**BRIEF**
Print every line of the entries below without changing a character, and keep the lines in their original order.

Dataset records
## start

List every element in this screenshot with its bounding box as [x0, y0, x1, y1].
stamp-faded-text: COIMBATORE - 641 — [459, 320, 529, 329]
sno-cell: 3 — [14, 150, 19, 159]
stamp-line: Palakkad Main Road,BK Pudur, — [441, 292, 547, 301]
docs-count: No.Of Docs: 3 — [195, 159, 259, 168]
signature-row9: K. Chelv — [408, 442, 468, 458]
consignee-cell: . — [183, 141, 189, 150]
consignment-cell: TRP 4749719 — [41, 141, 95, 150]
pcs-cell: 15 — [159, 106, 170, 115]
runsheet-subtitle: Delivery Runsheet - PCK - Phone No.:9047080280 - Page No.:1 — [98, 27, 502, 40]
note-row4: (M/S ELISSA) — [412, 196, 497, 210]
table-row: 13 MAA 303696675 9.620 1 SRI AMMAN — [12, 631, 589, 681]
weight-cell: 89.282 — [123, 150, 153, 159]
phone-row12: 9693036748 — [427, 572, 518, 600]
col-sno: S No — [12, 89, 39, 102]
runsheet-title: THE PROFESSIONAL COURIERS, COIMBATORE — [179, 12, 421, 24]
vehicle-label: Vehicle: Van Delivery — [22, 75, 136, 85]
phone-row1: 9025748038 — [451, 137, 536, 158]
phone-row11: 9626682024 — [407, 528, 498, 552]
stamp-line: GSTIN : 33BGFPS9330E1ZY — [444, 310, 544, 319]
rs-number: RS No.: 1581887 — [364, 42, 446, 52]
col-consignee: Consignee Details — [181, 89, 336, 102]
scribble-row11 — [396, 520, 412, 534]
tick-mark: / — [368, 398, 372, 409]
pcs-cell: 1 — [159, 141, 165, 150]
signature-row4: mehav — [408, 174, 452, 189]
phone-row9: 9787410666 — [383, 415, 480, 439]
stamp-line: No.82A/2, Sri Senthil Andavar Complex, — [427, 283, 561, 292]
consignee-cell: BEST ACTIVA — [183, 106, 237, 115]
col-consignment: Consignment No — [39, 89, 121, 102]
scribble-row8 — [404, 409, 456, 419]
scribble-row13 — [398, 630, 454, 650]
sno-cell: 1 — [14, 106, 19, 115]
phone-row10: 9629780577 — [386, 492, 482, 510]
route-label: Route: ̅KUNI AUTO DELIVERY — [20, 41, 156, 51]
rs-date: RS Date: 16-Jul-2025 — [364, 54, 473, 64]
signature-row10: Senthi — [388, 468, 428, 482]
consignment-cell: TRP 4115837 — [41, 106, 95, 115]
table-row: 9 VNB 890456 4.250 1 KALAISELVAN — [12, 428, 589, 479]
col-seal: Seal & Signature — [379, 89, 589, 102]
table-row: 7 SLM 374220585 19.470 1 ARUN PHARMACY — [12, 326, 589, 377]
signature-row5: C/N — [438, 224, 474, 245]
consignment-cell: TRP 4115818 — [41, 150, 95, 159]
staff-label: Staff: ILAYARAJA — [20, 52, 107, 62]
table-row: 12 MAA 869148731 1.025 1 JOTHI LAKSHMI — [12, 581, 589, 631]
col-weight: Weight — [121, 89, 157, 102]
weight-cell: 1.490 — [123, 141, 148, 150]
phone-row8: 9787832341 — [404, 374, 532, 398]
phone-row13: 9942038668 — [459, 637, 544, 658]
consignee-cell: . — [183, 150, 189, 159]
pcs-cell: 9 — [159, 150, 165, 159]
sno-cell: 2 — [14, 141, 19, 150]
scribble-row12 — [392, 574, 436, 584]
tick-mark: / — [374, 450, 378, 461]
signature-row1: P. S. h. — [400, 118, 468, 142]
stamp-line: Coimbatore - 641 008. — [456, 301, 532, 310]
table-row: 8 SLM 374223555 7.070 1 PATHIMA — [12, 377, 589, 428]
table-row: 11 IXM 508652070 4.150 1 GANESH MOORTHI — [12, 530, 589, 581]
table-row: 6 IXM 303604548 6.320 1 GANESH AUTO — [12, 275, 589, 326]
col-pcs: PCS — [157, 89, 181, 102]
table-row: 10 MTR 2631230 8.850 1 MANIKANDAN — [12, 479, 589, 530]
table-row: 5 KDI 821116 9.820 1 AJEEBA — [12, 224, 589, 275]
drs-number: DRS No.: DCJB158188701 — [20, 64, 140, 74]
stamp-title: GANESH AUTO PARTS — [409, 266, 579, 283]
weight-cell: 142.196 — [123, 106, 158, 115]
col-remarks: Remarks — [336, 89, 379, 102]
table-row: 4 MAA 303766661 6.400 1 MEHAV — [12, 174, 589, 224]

## end

**WRITTEN REPLY**
List every element in this screenshot with its bounding box as [x0, y0, x1, y1].
stamp-faded-text: COIMBATORE - 641 — [459, 320, 529, 329]
sno-cell: 3 — [14, 150, 19, 159]
stamp-line: Palakkad Main Road,BK Pudur, — [441, 292, 547, 301]
docs-count: No.Of Docs: 3 — [195, 159, 259, 168]
signature-row9: K. Chelv — [408, 442, 468, 458]
consignee-cell: . — [183, 141, 189, 150]
consignment-cell: TRP 4749719 — [41, 141, 95, 150]
pcs-cell: 15 — [159, 106, 170, 115]
runsheet-subtitle: Delivery Runsheet - PCK - Phone No.:9047080280 - Page No.:1 — [98, 27, 502, 40]
note-row4: (M/S ELISSA) — [412, 196, 497, 210]
table-row: 13 MAA 303696675 9.620 1 SRI AMMAN — [12, 631, 589, 681]
weight-cell: 89.282 — [123, 150, 153, 159]
phone-row12: 9693036748 — [427, 572, 518, 600]
col-sno: S No — [12, 89, 39, 102]
runsheet-title: THE PROFESSIONAL COURIERS, COIMBATORE — [179, 12, 421, 24]
vehicle-label: Vehicle: Van Delivery — [22, 75, 136, 85]
phone-row1: 9025748038 — [451, 137, 536, 158]
phone-row11: 9626682024 — [407, 528, 498, 552]
stamp-line: GSTIN : 33BGFPS9330E1ZY — [444, 310, 544, 319]
rs-number: RS No.: 1581887 — [364, 42, 446, 52]
col-consignee: Consignee Details — [181, 89, 336, 102]
scribble-row11 — [396, 520, 412, 534]
tick-mark: / — [368, 398, 372, 409]
pcs-cell: 1 — [159, 141, 165, 150]
signature-row4: mehav — [408, 174, 452, 189]
phone-row9: 9787410666 — [383, 415, 480, 439]
stamp-line: No.82A/2, Sri Senthil Andavar Complex, — [427, 283, 561, 292]
consignee-cell: BEST ACTIVA — [183, 106, 237, 115]
col-consignment: Consignment No — [39, 89, 121, 102]
scribble-row8 — [404, 409, 456, 419]
scribble-row13 — [398, 630, 454, 650]
sno-cell: 1 — [14, 106, 19, 115]
phone-row10: 9629780577 — [386, 492, 482, 510]
route-label: Route: ̅KUNI AUTO DELIVERY — [20, 41, 156, 51]
rs-date: RS Date: 16-Jul-2025 — [364, 54, 473, 64]
signature-row10: Senthi — [388, 468, 428, 482]
consignment-cell: TRP 4115837 — [41, 106, 95, 115]
table-row: 9 VNB 890456 4.250 1 KALAISELVAN — [12, 428, 589, 479]
col-seal: Seal & Signature — [379, 89, 589, 102]
table-row: 7 SLM 374220585 19.470 1 ARUN PHARMACY — [12, 326, 589, 377]
signature-row5: C/N — [438, 224, 474, 245]
consignment-cell: TRP 4115818 — [41, 150, 95, 159]
staff-label: Staff: ILAYARAJA — [20, 52, 107, 62]
table-row: 12 MAA 869148731 1.025 1 JOTHI LAKSHMI — [12, 581, 589, 631]
col-weight: Weight — [121, 89, 157, 102]
weight-cell: 1.490 — [123, 141, 148, 150]
phone-row8: 9787832341 — [404, 374, 532, 398]
phone-row13: 9942038668 — [459, 637, 544, 658]
consignee-cell: . — [183, 150, 189, 159]
pcs-cell: 9 — [159, 150, 165, 159]
sno-cell: 2 — [14, 141, 19, 150]
scribble-row12 — [392, 574, 436, 584]
tick-mark: / — [374, 450, 378, 461]
signature-row1: P. S. h. — [400, 118, 468, 142]
stamp-line: Coimbatore - 641 008. — [456, 301, 532, 310]
table-row: 8 SLM 374223555 7.070 1 PATHIMA — [12, 377, 589, 428]
table-row: 11 IXM 508652070 4.150 1 GANESH MOORTHI — [12, 530, 589, 581]
table-row: 6 IXM 303604548 6.320 1 GANESH AUTO — [12, 275, 589, 326]
col-pcs: PCS — [157, 89, 181, 102]
table-row: 10 MTR 2631230 8.850 1 MANIKANDAN — [12, 479, 589, 530]
table-row: 5 KDI 821116 9.820 1 AJEEBA — [12, 224, 589, 275]
drs-number: DRS No.: DCJB158188701 — [20, 64, 140, 74]
stamp-title: GANESH AUTO PARTS — [409, 266, 579, 283]
weight-cell: 142.196 — [123, 106, 158, 115]
col-remarks: Remarks — [336, 89, 379, 102]
table-row: 4 MAA 303766661 6.400 1 MEHAV — [12, 174, 589, 224]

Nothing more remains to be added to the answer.